Reproduce every line of the data below verbatim, leaving out the pictures.

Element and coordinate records
══════════

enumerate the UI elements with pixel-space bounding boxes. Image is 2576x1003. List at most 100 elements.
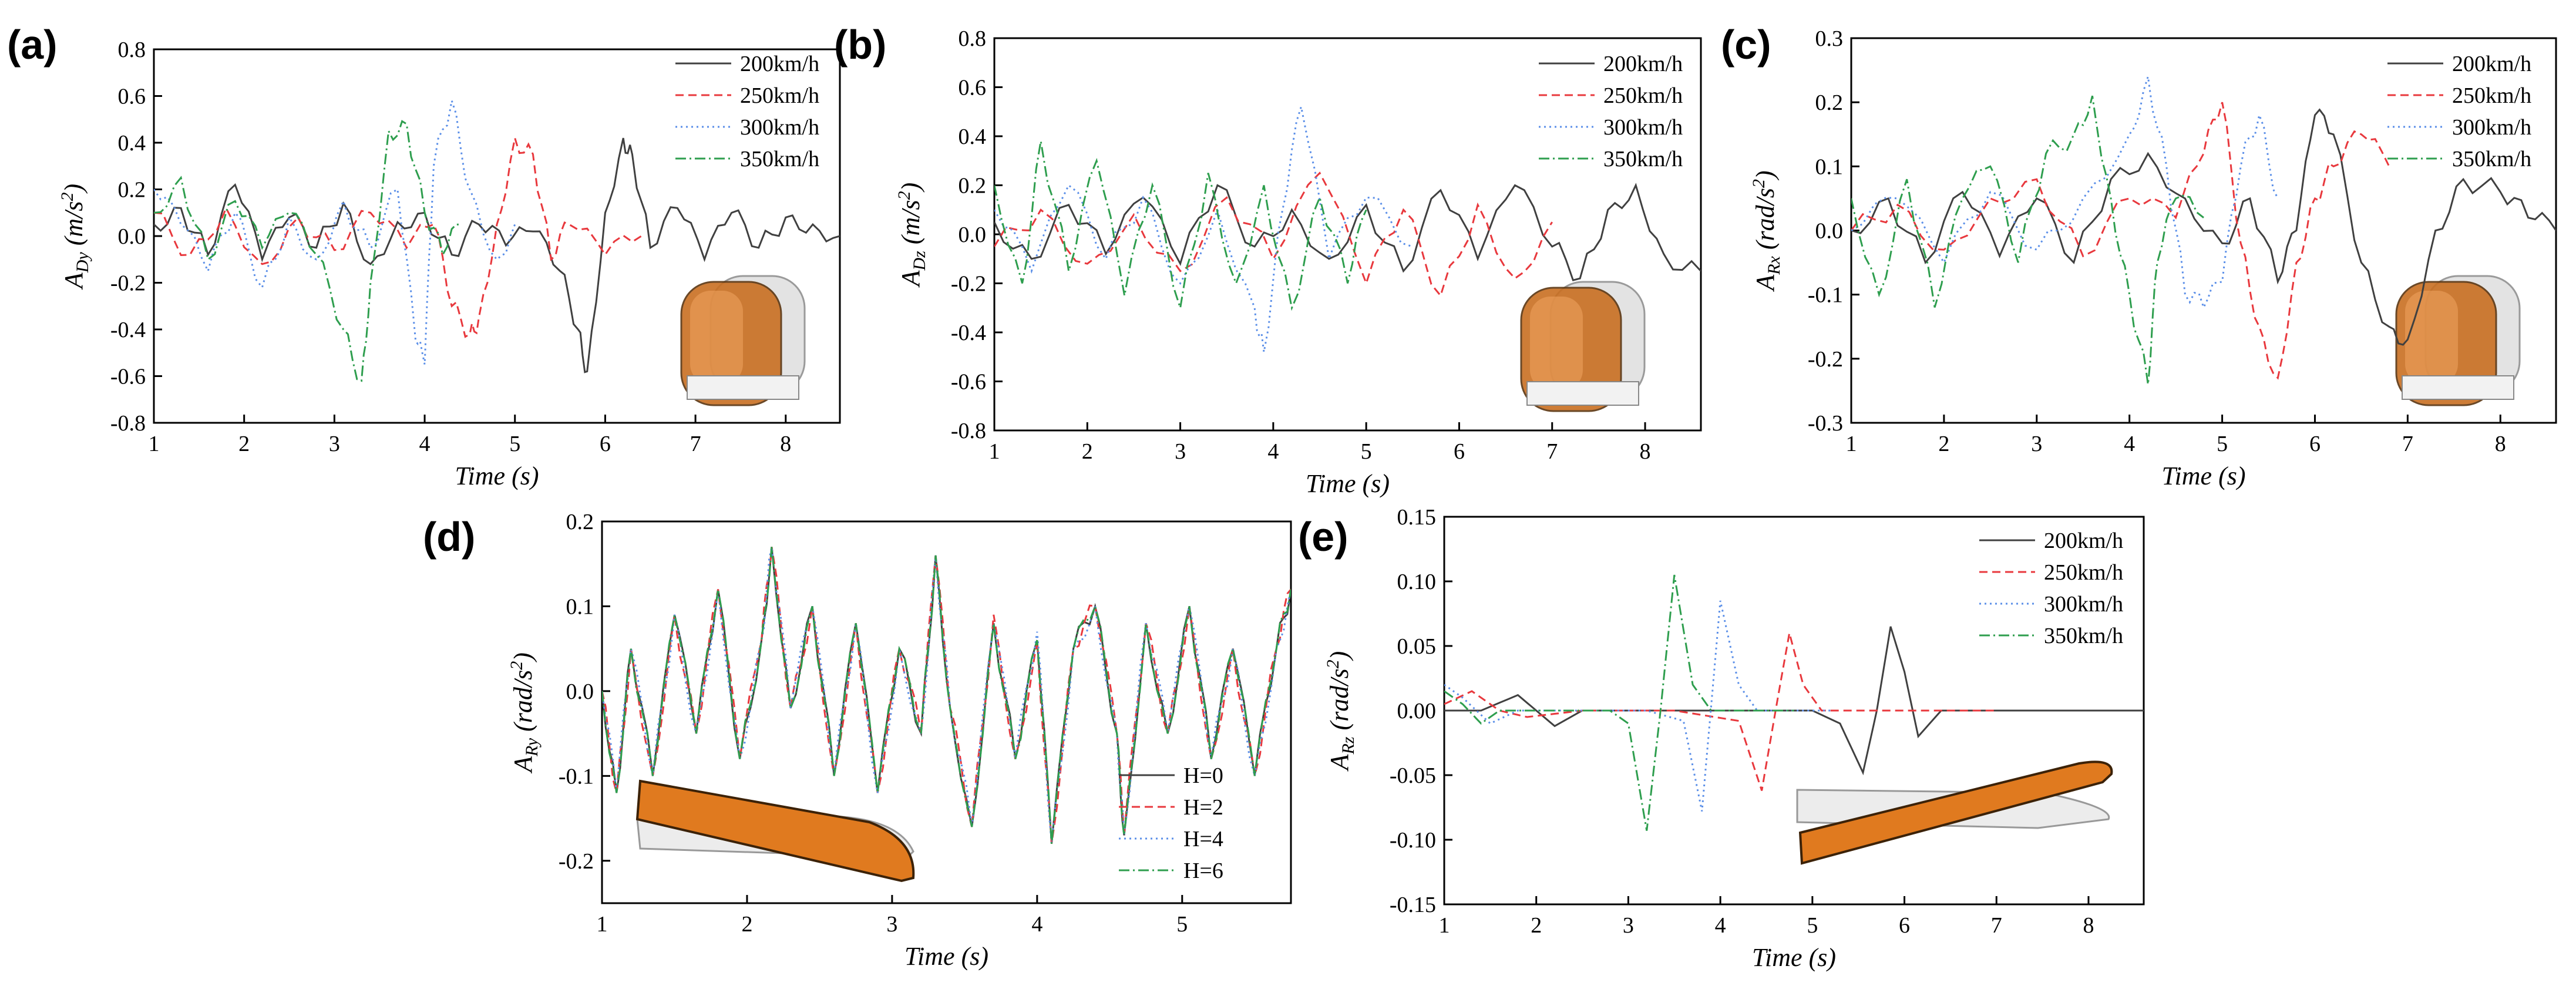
y-tick-label: 0.6 [959, 76, 987, 100]
x-axis-label: Time (s) [1306, 469, 1390, 498]
x-tick-label: 8 [1640, 439, 1651, 464]
x-tick-label: 1 [149, 432, 160, 456]
x-axis-label: Time (s) [904, 942, 988, 971]
panel-tag: (d) [423, 514, 475, 560]
x-tick-label: 2 [741, 912, 752, 937]
y-tick-label: 0.0 [118, 224, 146, 249]
legend: H=0 H=2 H=4 H=6 [1119, 763, 1223, 883]
x-tick-label: 8 [780, 432, 791, 456]
series-line-250kmh [154, 137, 642, 338]
legend-label: 250km/h [2044, 560, 2123, 585]
y-tick-label: 0.00 [1397, 699, 1437, 723]
y-tick-label: -0.2 [1808, 347, 1843, 372]
legend-label: 200km/h [2044, 529, 2123, 553]
y-tick-label: -0.2 [110, 271, 146, 296]
x-tick-label: 5 [1361, 439, 1372, 464]
x-tick-label: 2 [1938, 432, 1949, 456]
y-tick-label: 0.3 [1815, 26, 1844, 51]
legend-label: H=4 [1183, 827, 1223, 851]
panel-tag: (e) [1298, 514, 1348, 560]
panel-b: (b) -0.8 -0.6 -0.4 -0.2 0.0 0.2 0.4 0.6 0.8 1 2 3 4 5 6… [834, 22, 1702, 498]
panel-c: (c) -0.3 -0.2 -0.1 0.0 0.1 0.2 0.3 1 2 3 4 5 6 7 8 Time … [1721, 22, 2557, 490]
y-tick-label: 0.6 [118, 85, 146, 109]
x-tick-label: 3 [2031, 432, 2042, 456]
x-tick-label: 4 [1715, 913, 1726, 938]
y-tick-label: -0.3 [1808, 411, 1843, 436]
y-tick-label: 0.2 [566, 510, 594, 534]
x-tick-label: 1 [989, 439, 1000, 464]
legend-label: 250km/h [1603, 83, 1683, 108]
x-tick-label: 8 [2495, 432, 2506, 456]
panel-d: (d) -0.2 -0.1 0.0 0.1 0.2 1 2 3 4 5 Time (s) ARy (ra… [423, 510, 1292, 971]
x-tick-label: 3 [1175, 439, 1186, 464]
y-axis-label: ARx (rad/s2) [1749, 170, 1784, 292]
legend-label: 200km/h [1603, 52, 1683, 76]
x-tick-label: 3 [886, 912, 897, 937]
legend-label: 300km/h [2044, 592, 2123, 617]
train-side-pitch-icon [635, 779, 915, 883]
y-tick-label: 0.4 [959, 124, 987, 149]
series-line-350kmh [154, 120, 461, 382]
x-tick-label: 2 [238, 432, 250, 456]
y-tick-label: -0.05 [1390, 763, 1436, 788]
x-tick-label: 2 [1531, 913, 1542, 938]
x-tick-label: 1 [597, 912, 608, 937]
x-tick-label: 5 [1807, 913, 1818, 938]
y-tick-label: -0.10 [1390, 828, 1436, 853]
x-tick-label: 7 [1546, 439, 1558, 464]
x-tick-label: 4 [1267, 439, 1279, 464]
y-tick-label: -0.6 [110, 365, 146, 389]
series-line-250kmh [994, 171, 1553, 298]
x-tick-label: 5 [1176, 912, 1188, 937]
x-tick-label: 4 [2124, 432, 2135, 456]
x-tick-label: 7 [2402, 432, 2413, 456]
y-tick-label: -0.4 [951, 321, 986, 345]
panel-a: (a) -0.8 -0.6 -0.4 -0.2 0.0 0.2 0.4 0.6 0.8 1 2 3 4 5 6… [7, 22, 841, 490]
x-tick-label: 4 [1031, 912, 1042, 937]
legend-label: 350km/h [2044, 624, 2123, 648]
legend-label: 300km/h [1603, 115, 1683, 140]
series-line-200kmh [1851, 108, 2556, 346]
y-axis-label: ADy (m/s2) [58, 184, 92, 290]
y-tick-label: 0.15 [1397, 505, 1437, 530]
y-tick-label: 0.8 [959, 26, 987, 51]
x-tick-label: 1 [1846, 432, 1857, 456]
legend-label: H=2 [1183, 795, 1223, 820]
y-tick-label: -0.8 [110, 411, 146, 436]
y-axis-label: ADz (m/s2) [894, 183, 929, 288]
series-line-300kmh [994, 106, 1413, 352]
x-tick-label: 2 [1082, 439, 1093, 464]
series-line-250kmh [1851, 102, 2390, 380]
y-tick-label: 0.2 [118, 178, 146, 203]
y-tick-label: -0.4 [110, 318, 146, 342]
series-line-250kmh [1444, 632, 1997, 791]
x-tick-label: 7 [690, 432, 701, 456]
series-line-200kmh [154, 137, 840, 373]
x-tick-label: 8 [2083, 913, 2094, 938]
y-tick-label: 0.2 [959, 174, 987, 198]
legend-label: H=6 [1183, 859, 1223, 883]
legend: 200km/h 250km/h 300km/h 350km/h [2387, 52, 2531, 171]
y-tick-label: 0.1 [566, 594, 594, 619]
x-tick-label: 7 [1991, 913, 2002, 938]
y-tick-label: -0.6 [951, 370, 986, 395]
y-tick-label: 0.1 [1815, 154, 1844, 179]
panel-tag: (a) [7, 22, 58, 68]
y-tick-label: -0.1 [559, 764, 594, 789]
x-axis-label: Time (s) [2162, 462, 2246, 490]
legend-label: 250km/h [2452, 83, 2531, 108]
legend: 200km/h 250km/h 300km/h 350km/h [1979, 529, 2123, 648]
legend-label: 350km/h [740, 147, 819, 171]
x-tick-label: 6 [1454, 439, 1465, 464]
y-tick-label: 0.8 [118, 38, 146, 62]
panel-tag: (b) [834, 22, 886, 68]
y-tick-label: 0.0 [566, 679, 594, 704]
x-tick-label: 3 [1623, 913, 1634, 938]
panel-e: (e) -0.15 -0.10 -0.05 0.00 0.05 0.10 0.15 1 2 3 4 5 6… [1298, 505, 2145, 972]
y-tick-label: 0.0 [1815, 219, 1844, 244]
series-line-350kmh [994, 141, 1367, 311]
train-front-roll-icon [2395, 275, 2521, 406]
legend-label: 350km/h [2452, 147, 2531, 171]
series-line-h6 [602, 547, 1291, 844]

══════════

▶ [TASK RESPONSE]:
enumerate the UI elements with pixel-space bounding boxes. Image is 2576x1003. List at most 100 elements.
y-tick-label: 0.6 [959, 76, 987, 100]
x-axis-label: Time (s) [1306, 469, 1390, 498]
x-tick-label: 8 [1640, 439, 1651, 464]
x-tick-label: 1 [149, 432, 160, 456]
x-axis-label: Time (s) [904, 942, 988, 971]
panel-tag: (d) [423, 514, 475, 560]
x-tick-label: 2 [741, 912, 752, 937]
y-tick-label: 0.0 [118, 224, 146, 249]
legend: H=0 H=2 H=4 H=6 [1119, 763, 1223, 883]
x-tick-label: 8 [780, 432, 791, 456]
series-line-250kmh [154, 137, 642, 338]
legend-label: 250km/h [2044, 560, 2123, 585]
y-tick-label: 0.00 [1397, 699, 1437, 723]
y-tick-label: -0.2 [1808, 347, 1843, 372]
legend-label: 200km/h [2044, 529, 2123, 553]
y-tick-label: -0.2 [110, 271, 146, 296]
x-tick-label: 5 [1361, 439, 1372, 464]
x-tick-label: 2 [1938, 432, 1949, 456]
y-tick-label: 0.3 [1815, 26, 1844, 51]
legend-label: H=4 [1183, 827, 1223, 851]
panel-tag: (e) [1298, 514, 1348, 560]
panel-b: (b) -0.8 -0.6 -0.4 -0.2 0.0 0.2 0.4 0.6 0.8 1 2 3 4 5 6… [834, 22, 1702, 498]
panel-c: (c) -0.3 -0.2 -0.1 0.0 0.1 0.2 0.3 1 2 3 4 5 6 7 8 Time … [1721, 22, 2557, 490]
y-tick-label: 0.6 [118, 85, 146, 109]
x-tick-label: 3 [2031, 432, 2042, 456]
x-tick-label: 4 [1715, 913, 1726, 938]
y-tick-label: -0.3 [1808, 411, 1843, 436]
y-tick-label: 0.2 [566, 510, 594, 534]
x-tick-label: 1 [989, 439, 1000, 464]
legend-label: 250km/h [1603, 83, 1683, 108]
x-tick-label: 8 [2495, 432, 2506, 456]
panel-d: (d) -0.2 -0.1 0.0 0.1 0.2 1 2 3 4 5 Time (s) ARy (ra… [423, 510, 1292, 971]
x-tick-label: 3 [1175, 439, 1186, 464]
y-axis-label: ARx (rad/s2) [1749, 170, 1784, 292]
legend-label: 200km/h [1603, 52, 1683, 76]
x-tick-label: 3 [886, 912, 897, 937]
legend-label: 300km/h [2044, 592, 2123, 617]
train-side-pitch-icon [635, 779, 915, 883]
y-tick-label: 0.4 [959, 124, 987, 149]
series-line-350kmh [154, 120, 461, 382]
x-tick-label: 2 [238, 432, 250, 456]
y-tick-label: -0.05 [1390, 763, 1436, 788]
x-tick-label: 2 [1531, 913, 1542, 938]
x-tick-label: 1 [597, 912, 608, 937]
x-tick-label: 5 [1807, 913, 1818, 938]
y-tick-label: -0.10 [1390, 828, 1436, 853]
x-tick-label: 7 [1546, 439, 1558, 464]
x-tick-label: 4 [1267, 439, 1279, 464]
y-tick-label: -0.6 [110, 365, 146, 389]
series-line-250kmh [994, 171, 1553, 298]
x-tick-label: 5 [1176, 912, 1188, 937]
x-tick-label: 4 [2124, 432, 2135, 456]
x-tick-label: 7 [2402, 432, 2413, 456]
y-tick-label: -0.4 [951, 321, 986, 345]
panel-a: (a) -0.8 -0.6 -0.4 -0.2 0.0 0.2 0.4 0.6 0.8 1 2 3 4 5 6… [7, 22, 841, 490]
x-tick-label: 4 [1031, 912, 1042, 937]
legend-label: 350km/h [2044, 624, 2123, 648]
legend-label: 300km/h [1603, 115, 1683, 140]
series-line-200kmh [1851, 108, 2556, 346]
y-axis-label: ADy (m/s2) [58, 184, 92, 290]
y-tick-label: 0.15 [1397, 505, 1437, 530]
y-tick-label: 0.8 [959, 26, 987, 51]
x-tick-label: 1 [1846, 432, 1857, 456]
legend-label: H=2 [1183, 795, 1223, 820]
y-tick-label: -0.8 [110, 411, 146, 436]
y-axis-label: ADz (m/s2) [894, 183, 929, 288]
series-line-300kmh [994, 106, 1413, 352]
x-tick-label: 2 [1082, 439, 1093, 464]
series-line-250kmh [1851, 102, 2390, 380]
y-tick-label: 0.2 [118, 178, 146, 203]
y-tick-label: -0.4 [110, 318, 146, 342]
series-line-250kmh [1444, 632, 1997, 791]
x-tick-label: 7 [690, 432, 701, 456]
series-line-200kmh [154, 137, 840, 373]
x-tick-label: 8 [2083, 913, 2094, 938]
y-tick-label: 0.2 [959, 174, 987, 198]
legend-label: H=6 [1183, 859, 1223, 883]
legend: 200km/h 250km/h 300km/h 350km/h [2387, 52, 2531, 171]
y-tick-label: 0.1 [566, 594, 594, 619]
x-tick-label: 7 [1991, 913, 2002, 938]
y-tick-label: -0.6 [951, 370, 986, 395]
y-tick-label: 0.1 [1815, 154, 1844, 179]
panel-tag: (a) [7, 22, 58, 68]
y-tick-label: -0.1 [559, 764, 594, 789]
x-axis-label: Time (s) [2162, 462, 2246, 490]
legend-label: 250km/h [2452, 83, 2531, 108]
legend: 200km/h 250km/h 300km/h 350km/h [1979, 529, 2123, 648]
legend-label: 350km/h [740, 147, 819, 171]
x-tick-label: 6 [1454, 439, 1465, 464]
y-tick-label: 0.8 [118, 38, 146, 62]
panel-tag: (b) [834, 22, 886, 68]
y-tick-label: 0.0 [566, 679, 594, 704]
x-tick-label: 3 [1623, 913, 1634, 938]
panel-e: (e) -0.15 -0.10 -0.05 0.00 0.05 0.10 0.15 1 2 3 4 5 6… [1298, 505, 2145, 972]
y-tick-label: 0.0 [1815, 219, 1844, 244]
series-line-350kmh [994, 141, 1367, 311]
train-front-roll-icon [2395, 275, 2521, 406]
legend-label: 350km/h [2452, 147, 2531, 171]
series-line-h6 [602, 547, 1291, 844]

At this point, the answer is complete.